§ **Text shown**
Showing posts with label Cameroon Link. Show all posts
Showing posts with label Cameroon Link. Show all posts

Monday, April 5, 2010

FRI & Cameroon Link Become Strategic Partners



James Achanyi-Fontem
Focal Point FRI Cameroon

Farm Radio International, FRI, endorsed a formal strategic partnership agreement with Cameroon Link that became effective from the 1st April, 2010. Within the partnership arrangement, FRI will assist Cameroon Link to act as its focal point for Cameroon to promote community radio initiative actions at the service of small scale farmers and breeders over a specific time period through an engagement agreement. This partnership comes after many years of fruitful collaboration.
In accordance with its Partnership Policy, Farm Radio International enters into Strategic Partnership Agreements with organizations that share a commitment to serving the communication needs of smallholder farmers through effective radio services, and that have values and goals that are consistent with or complementary to those of Farm Radio International.
The partnership agreement signed between FRI and Cameroon Link outlines shared goals of the two organizations and describe how they will work together to achieve the goals.
Farm Radio International
Farm Radio International is a Canadian-based, not-for-profit organization working in direct partnership with over 325 radio broadcasters in 39 African countries to fight poverty and food insecurity. Its mission is to support broadcasters in developing countries to strengthen small-scale farming and rural communities. It was established 30 years ago in response to the fact that farm radio broadcasts in the global south did not, for the most part, serve small-scale farmers. Rather, they were geared toward large-scale commercial farmers – an audience with very different needs from the largely subsistence farmers that make up the large majority of the populations of these regions. By producing and sharing radio scripts, a weekly news and information service, and other valuable resources with radio broadcasters, Farm Radio International improves the relevance and quality and increases the quantity of farm radio programming of partner stations that, collectively, serve some 220 million small-scale farmers in Africa.
Cameroon Link
Cameroon Link is a registered charity, not-for-profit organisation created on the 9th September 1991 with head office in Douala, Cameroon. Its objectives include the promotion of food security through interaction with small scale peasant farmers and breeders with media practitioners, especially those involved in community radio action. Media action focuses on poverty alleviation through the promotion of food and nutrition, community health development, women’s empowerment, human assistance, advocacy, education and communication on the rights to adequate food for all.

§ **Task goal**
Copy word for word the passage of the post on the FRI and Cameroon Link partnership from "The partnership agreement" up to and including "achieve the goals.". The lines that come next have no connection to the text above.

§ **Data entries**
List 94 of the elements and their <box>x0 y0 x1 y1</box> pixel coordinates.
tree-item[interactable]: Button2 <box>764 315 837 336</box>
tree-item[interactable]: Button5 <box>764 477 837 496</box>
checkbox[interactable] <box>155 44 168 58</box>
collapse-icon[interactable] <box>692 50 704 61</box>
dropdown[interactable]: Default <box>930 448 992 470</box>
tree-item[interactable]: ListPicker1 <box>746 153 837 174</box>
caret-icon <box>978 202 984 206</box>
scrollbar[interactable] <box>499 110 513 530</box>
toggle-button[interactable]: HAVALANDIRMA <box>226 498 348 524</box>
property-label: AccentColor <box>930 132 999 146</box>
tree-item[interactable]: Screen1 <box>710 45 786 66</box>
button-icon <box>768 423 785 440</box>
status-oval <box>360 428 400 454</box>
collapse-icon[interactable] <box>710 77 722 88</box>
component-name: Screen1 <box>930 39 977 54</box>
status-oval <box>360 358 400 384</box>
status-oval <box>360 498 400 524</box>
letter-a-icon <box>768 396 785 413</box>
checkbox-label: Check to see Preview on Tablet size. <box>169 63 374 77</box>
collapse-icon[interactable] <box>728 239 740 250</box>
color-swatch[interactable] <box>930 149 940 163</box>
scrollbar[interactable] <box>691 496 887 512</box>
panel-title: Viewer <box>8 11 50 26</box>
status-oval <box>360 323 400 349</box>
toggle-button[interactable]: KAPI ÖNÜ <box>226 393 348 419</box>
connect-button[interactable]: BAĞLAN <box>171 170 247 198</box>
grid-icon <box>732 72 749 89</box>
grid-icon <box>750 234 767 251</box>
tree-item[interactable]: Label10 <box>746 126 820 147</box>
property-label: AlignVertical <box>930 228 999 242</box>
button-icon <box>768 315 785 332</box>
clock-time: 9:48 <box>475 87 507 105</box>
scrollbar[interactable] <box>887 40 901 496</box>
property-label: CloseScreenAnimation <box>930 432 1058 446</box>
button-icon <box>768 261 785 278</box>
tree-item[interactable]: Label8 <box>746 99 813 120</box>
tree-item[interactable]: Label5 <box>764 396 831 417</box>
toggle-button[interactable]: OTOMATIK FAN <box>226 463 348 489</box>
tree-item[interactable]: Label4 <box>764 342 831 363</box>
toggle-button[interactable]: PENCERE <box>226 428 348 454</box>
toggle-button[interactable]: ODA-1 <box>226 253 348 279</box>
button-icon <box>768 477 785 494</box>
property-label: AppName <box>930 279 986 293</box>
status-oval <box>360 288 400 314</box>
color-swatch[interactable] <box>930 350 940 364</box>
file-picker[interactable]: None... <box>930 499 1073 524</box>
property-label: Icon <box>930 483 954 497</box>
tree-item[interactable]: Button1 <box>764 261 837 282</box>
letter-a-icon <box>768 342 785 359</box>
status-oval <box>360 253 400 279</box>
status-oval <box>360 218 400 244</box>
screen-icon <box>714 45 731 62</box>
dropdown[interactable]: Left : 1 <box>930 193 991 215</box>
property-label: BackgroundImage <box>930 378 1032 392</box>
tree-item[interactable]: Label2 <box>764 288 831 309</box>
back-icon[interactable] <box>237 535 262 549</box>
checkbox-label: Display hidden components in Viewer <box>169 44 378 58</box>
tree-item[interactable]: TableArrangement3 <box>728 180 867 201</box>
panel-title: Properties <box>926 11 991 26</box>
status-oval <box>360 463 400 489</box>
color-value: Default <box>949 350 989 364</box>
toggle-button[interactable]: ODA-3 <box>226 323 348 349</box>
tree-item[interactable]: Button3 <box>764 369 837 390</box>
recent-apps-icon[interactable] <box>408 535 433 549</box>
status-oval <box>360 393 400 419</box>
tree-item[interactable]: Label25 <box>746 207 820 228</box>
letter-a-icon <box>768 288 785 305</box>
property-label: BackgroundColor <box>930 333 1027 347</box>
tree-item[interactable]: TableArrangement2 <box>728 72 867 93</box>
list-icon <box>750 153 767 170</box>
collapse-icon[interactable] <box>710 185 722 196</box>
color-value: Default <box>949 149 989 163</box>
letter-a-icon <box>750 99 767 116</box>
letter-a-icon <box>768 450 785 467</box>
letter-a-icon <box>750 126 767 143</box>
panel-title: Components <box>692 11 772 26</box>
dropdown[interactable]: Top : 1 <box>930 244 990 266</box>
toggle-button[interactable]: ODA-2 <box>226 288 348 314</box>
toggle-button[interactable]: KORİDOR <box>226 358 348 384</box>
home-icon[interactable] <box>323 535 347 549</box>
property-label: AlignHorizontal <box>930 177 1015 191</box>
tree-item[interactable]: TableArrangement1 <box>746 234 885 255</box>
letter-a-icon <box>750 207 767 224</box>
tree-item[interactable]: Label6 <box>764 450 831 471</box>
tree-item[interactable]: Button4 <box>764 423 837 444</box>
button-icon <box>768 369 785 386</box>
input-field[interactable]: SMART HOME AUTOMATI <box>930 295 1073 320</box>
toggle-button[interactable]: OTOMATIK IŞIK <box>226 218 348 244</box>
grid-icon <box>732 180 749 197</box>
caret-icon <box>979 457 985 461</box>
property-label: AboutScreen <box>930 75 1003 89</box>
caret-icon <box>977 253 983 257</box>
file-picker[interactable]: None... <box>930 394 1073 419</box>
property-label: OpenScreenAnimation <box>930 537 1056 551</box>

§ **Final result**
The partnership agreement signed between FRI and Cameroon Link outlines shared goals of the two organizations and describe how they will work together to achieve the goals.